══ Supplied records ══

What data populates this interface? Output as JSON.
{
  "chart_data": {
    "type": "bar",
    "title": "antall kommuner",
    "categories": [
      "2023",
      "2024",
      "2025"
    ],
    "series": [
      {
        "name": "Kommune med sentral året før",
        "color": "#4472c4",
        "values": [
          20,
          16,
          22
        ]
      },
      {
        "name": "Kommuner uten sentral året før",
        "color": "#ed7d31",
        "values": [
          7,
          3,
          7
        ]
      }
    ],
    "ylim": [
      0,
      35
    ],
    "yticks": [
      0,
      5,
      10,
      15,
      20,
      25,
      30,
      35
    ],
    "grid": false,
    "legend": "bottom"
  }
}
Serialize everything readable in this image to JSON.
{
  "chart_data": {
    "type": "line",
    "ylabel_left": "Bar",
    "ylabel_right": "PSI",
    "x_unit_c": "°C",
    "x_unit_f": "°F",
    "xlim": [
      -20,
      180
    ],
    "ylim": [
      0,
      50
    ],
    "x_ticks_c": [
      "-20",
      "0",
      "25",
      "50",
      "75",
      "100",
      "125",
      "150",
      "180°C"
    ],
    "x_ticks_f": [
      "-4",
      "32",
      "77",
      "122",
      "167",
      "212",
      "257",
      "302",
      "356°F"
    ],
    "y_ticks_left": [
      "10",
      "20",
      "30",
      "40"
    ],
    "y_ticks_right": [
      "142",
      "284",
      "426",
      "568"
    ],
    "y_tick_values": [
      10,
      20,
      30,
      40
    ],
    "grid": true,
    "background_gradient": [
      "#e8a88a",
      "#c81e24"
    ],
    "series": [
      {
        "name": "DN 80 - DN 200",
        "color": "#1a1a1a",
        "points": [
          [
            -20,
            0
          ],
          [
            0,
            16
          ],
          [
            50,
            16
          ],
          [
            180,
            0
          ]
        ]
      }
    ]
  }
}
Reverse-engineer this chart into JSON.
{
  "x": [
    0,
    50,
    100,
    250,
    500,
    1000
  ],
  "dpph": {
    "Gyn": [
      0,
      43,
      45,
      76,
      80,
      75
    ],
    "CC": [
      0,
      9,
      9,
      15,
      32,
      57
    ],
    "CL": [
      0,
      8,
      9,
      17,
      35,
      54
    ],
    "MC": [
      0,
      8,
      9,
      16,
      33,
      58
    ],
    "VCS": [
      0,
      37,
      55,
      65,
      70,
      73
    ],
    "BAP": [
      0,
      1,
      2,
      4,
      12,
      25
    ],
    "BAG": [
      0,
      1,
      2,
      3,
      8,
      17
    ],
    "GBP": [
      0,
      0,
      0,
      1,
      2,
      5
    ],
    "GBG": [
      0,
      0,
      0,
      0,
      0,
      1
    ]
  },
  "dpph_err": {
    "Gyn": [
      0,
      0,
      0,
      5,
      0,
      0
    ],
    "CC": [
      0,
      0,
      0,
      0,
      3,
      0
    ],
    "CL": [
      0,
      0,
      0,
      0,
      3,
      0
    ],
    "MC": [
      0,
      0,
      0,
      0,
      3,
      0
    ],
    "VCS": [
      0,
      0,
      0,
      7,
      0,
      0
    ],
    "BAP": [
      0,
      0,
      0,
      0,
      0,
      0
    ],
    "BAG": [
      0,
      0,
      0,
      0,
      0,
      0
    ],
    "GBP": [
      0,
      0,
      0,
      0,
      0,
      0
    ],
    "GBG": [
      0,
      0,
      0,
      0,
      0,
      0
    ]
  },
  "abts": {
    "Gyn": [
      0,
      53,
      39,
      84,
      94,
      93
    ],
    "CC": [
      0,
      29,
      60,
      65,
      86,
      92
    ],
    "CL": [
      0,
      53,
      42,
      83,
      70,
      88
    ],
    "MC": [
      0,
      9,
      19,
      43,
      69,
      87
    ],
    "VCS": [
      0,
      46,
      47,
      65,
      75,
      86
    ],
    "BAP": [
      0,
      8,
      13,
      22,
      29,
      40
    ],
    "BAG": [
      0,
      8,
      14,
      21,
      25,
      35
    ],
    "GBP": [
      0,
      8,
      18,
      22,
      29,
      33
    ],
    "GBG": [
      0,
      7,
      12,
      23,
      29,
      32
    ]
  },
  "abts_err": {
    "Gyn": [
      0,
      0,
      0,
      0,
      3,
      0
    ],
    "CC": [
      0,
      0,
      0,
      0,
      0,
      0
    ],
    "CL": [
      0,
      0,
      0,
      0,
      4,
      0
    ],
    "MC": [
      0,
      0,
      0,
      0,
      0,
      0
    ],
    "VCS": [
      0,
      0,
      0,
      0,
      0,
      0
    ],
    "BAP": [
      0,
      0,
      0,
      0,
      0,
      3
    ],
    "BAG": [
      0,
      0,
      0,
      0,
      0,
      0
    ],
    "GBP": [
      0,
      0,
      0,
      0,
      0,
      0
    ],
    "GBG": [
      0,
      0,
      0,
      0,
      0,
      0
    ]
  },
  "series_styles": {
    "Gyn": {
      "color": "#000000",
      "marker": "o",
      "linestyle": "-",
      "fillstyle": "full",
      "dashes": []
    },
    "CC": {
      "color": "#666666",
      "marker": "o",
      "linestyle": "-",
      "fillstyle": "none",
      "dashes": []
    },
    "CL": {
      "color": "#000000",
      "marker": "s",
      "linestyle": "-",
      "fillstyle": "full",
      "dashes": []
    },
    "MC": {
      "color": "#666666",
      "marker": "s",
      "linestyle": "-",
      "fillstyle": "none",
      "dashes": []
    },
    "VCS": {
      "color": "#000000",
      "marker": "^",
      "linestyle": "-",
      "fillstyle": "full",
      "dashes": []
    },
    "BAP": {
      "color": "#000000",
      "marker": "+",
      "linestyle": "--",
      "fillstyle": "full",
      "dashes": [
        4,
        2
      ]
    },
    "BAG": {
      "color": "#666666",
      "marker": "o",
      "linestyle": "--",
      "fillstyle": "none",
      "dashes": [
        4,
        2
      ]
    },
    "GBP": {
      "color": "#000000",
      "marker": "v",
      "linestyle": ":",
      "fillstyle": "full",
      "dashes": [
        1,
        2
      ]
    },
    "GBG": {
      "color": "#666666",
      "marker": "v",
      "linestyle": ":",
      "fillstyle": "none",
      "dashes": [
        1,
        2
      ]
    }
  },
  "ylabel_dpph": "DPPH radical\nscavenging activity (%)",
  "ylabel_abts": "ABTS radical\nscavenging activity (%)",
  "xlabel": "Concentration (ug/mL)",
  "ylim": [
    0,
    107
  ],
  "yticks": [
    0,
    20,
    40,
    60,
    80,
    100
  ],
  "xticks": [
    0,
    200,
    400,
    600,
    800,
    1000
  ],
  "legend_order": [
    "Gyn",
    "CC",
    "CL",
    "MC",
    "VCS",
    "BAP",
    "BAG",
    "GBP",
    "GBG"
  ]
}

═══

Exercise details:
Write out the entries above once more, without altering anything.

Complete response:
What data populates this interface? Output as JSON.
{
  "chart_data": {
    "type": "bar",
    "title": "antall kommuner",
    "categories": [
      "2023",
      "2024",
      "2025"
    ],
    "series": [
      {
        "name": "Kommune med sentral året før",
        "color": "#4472c4",
        "values": [
          20,
          16,
          22
        ]
      },
      {
        "name": "Kommuner uten sentral året før",
        "color": "#ed7d31",
        "values": [
          7,
          3,
          7
        ]
      }
    ],
    "ylim": [
      0,
      35
    ],
    "yticks": [
      0,
      5,
      10,
      15,
      20,
      25,
      30,
      35
    ],
    "grid": false,
    "legend": "bottom"
  }
}
Serialize everything readable in this image to JSON.
{
  "chart_data": {
    "type": "line",
    "ylabel_left": "Bar",
    "ylabel_right": "PSI",
    "x_unit_c": "°C",
    "x_unit_f": "°F",
    "xlim": [
      -20,
      180
    ],
    "ylim": [
      0,
      50
    ],
    "x_ticks_c": [
      "-20",
      "0",
      "25",
      "50",
      "75",
      "100",
      "125",
      "150",
      "180°C"
    ],
    "x_ticks_f": [
      "-4",
      "32",
      "77",
      "122",
      "167",
      "212",
      "257",
      "302",
      "356°F"
    ],
    "y_ticks_left": [
      "10",
      "20",
      "30",
      "40"
    ],
    "y_ticks_right": [
      "142",
      "284",
      "426",
      "568"
    ],
    "y_tick_values": [
      10,
      20,
      30,
      40
    ],
    "grid": true,
    "background_gradient": [
      "#e8a88a",
      "#c81e24"
    ],
    "series": [
      {
        "name": "DN 80 - DN 200",
        "color": "#1a1a1a",
        "points": [
          [
            -20,
            0
          ],
          [
            0,
            16
          ],
          [
            50,
            16
          ],
          [
            180,
            0
          ]
        ]
      }
    ]
  }
}
Reverse-engineer this chart into JSON.
{
  "x": [
    0,
    50,
    100,
    250,
    500,
    1000
  ],
  "dpph": {
    "Gyn": [
      0,
      43,
      45,
      76,
      80,
      75
    ],
    "CC": [
      0,
      9,
      9,
      15,
      32,
      57
    ],
    "CL": [
      0,
      8,
      9,
      17,
      35,
      54
    ],
    "MC": [
      0,
      8,
      9,
      16,
      33,
      58
    ],
    "VCS": [
      0,
      37,
      55,
      65,
      70,
      73
    ],
    "BAP": [
      0,
      1,
      2,
      4,
      12,
      25
    ],
    "BAG": [
      0,
      1,
      2,
      3,
      8,
      17
    ],
    "GBP": [
      0,
      0,
      0,
      1,
      2,
      5
    ],
    "GBG": [
      0,
      0,
      0,
      0,
      0,
      1
    ]
  },
  "dpph_err": {
    "Gyn": [
      0,
      0,
      0,
      5,
      0,
      0
    ],
    "CC": [
      0,
      0,
      0,
      0,
      3,
      0
    ],
    "CL": [
      0,
      0,
      0,
      0,
      3,
      0
    ],
    "MC": [
      0,
      0,
      0,
      0,
      3,
      0
    ],
    "VCS": [
      0,
      0,
      0,
      7,
      0,
      0
    ],
    "BAP": [
      0,
      0,
      0,
      0,
      0,
      0
    ],
    "BAG": [
      0,
      0,
      0,
      0,
      0,
      0
    ],
    "GBP": [
      0,
      0,
      0,
      0,
      0,
      0
    ],
    "GBG": [
      0,
      0,
      0,
      0,
      0,
      0
    ]
  },
  "abts": {
    "Gyn": [
      0,
      53,
      39,
      84,
      94,
      93
    ],
    "CC": [
      0,
      29,
      60,
      65,
      86,
      92
    ],
    "CL": [
      0,
      53,
      42,
      83,
      70,
      88
    ],
    "MC": [
      0,
      9,
      19,
      43,
      69,
      87
    ],
    "VCS": [
      0,
      46,
      47,
      65,
      75,
      86
    ],
    "BAP": [
      0,
      8,
      13,
      22,
      29,
      40
    ],
    "BAG": [
      0,
      8,
      14,
      21,
      25,
      35
    ],
    "GBP": [
      0,
      8,
      18,
      22,
      29,
      33
    ],
    "GBG": [
      0,
      7,
      12,
      23,
      29,
      32
    ]
  },
  "abts_err": {
    "Gyn": [
      0,
      0,
      0,
      0,
      3,
      0
    ],
    "CC": [
      0,
      0,
      0,
      0,
      0,
      0
    ],
    "CL": [
      0,
      0,
      0,
      0,
      4,
      0
    ],
    "MC": [
      0,
      0,
      0,
      0,
      0,
      0
    ],
    "VCS": [
      0,
      0,
      0,
      0,
      0,
      0
    ],
    "BAP": [
      0,
      0,
      0,
      0,
      0,
      3
    ],
    "BAG": [
      0,
      0,
      0,
      0,
      0,
      0
    ],
    "GBP": [
      0,
      0,
      0,
      0,
      0,
      0
    ],
    "GBG": [
      0,
      0,
      0,
      0,
      0,
      0
    ]
  },
  "series_styles": {
    "Gyn": {
      "color": "#000000",
      "marker": "o",
      "linestyle": "-",
      "fillstyle": "full",
      "dashes": []
    },
    "CC": {
      "color": "#666666",
      "marker": "o",
      "linestyle": "-",
      "fillstyle": "none",
      "dashes": []
    },
    "CL": {
      "color": "#000000",
      "marker": "s",
      "linestyle": "-",
      "fillstyle": "full",
      "dashes": []
    },
    "MC": {
      "color": "#666666",
      "marker": "s",
      "linestyle": "-",
      "fillstyle": "none",
      "dashes": []
    },
    "VCS": {
      "color": "#000000",
      "marker": "^",
      "linestyle": "-",
      "fillstyle": "full",
      "dashes": []
    },
    "BAP": {
      "color": "#000000",
      "marker": "+",
      "linestyle": "--",
      "fillstyle": "full",
      "dashes": [
        4,
        2
      ]
    },
    "BAG": {
      "color": "#666666",
      "marker": "o",
      "linestyle": "--",
      "fillstyle": "none",
      "dashes": [
        4,
        2
      ]
    },
    "GBP": {
      "color": "#000000",
      "marker": "v",
      "linestyle": ":",
      "fillstyle": "full",
      "dashes": [
        1,
        2
      ]
    },
    "GBG": {
      "color": "#666666",
      "marker": "v",
      "linestyle": ":",
      "fillstyle": "none",
      "dashes": [
        1,
        2
      ]
    }
  },
  "ylabel_dpph": "DPPH radical\nscavenging activity (%)",
  "ylabel_abts": "ABTS radical\nscavenging activity (%)",
  "xlabel": "Concentration (ug/mL)",
  "ylim": [
    0,
    107
  ],
  "yticks": [
    0,
    20,
    40,
    60,
    80,
    100
  ],
  "xticks": [
    0,
    200,
    400,
    600,
    800,
    1000
  ],
  "legend_order": [
    "Gyn",
    "CC",
    "CL",
    "MC",
    "VCS",
    "BAP",
    "BAG",
    "GBP",
    "GBG"
  ]
}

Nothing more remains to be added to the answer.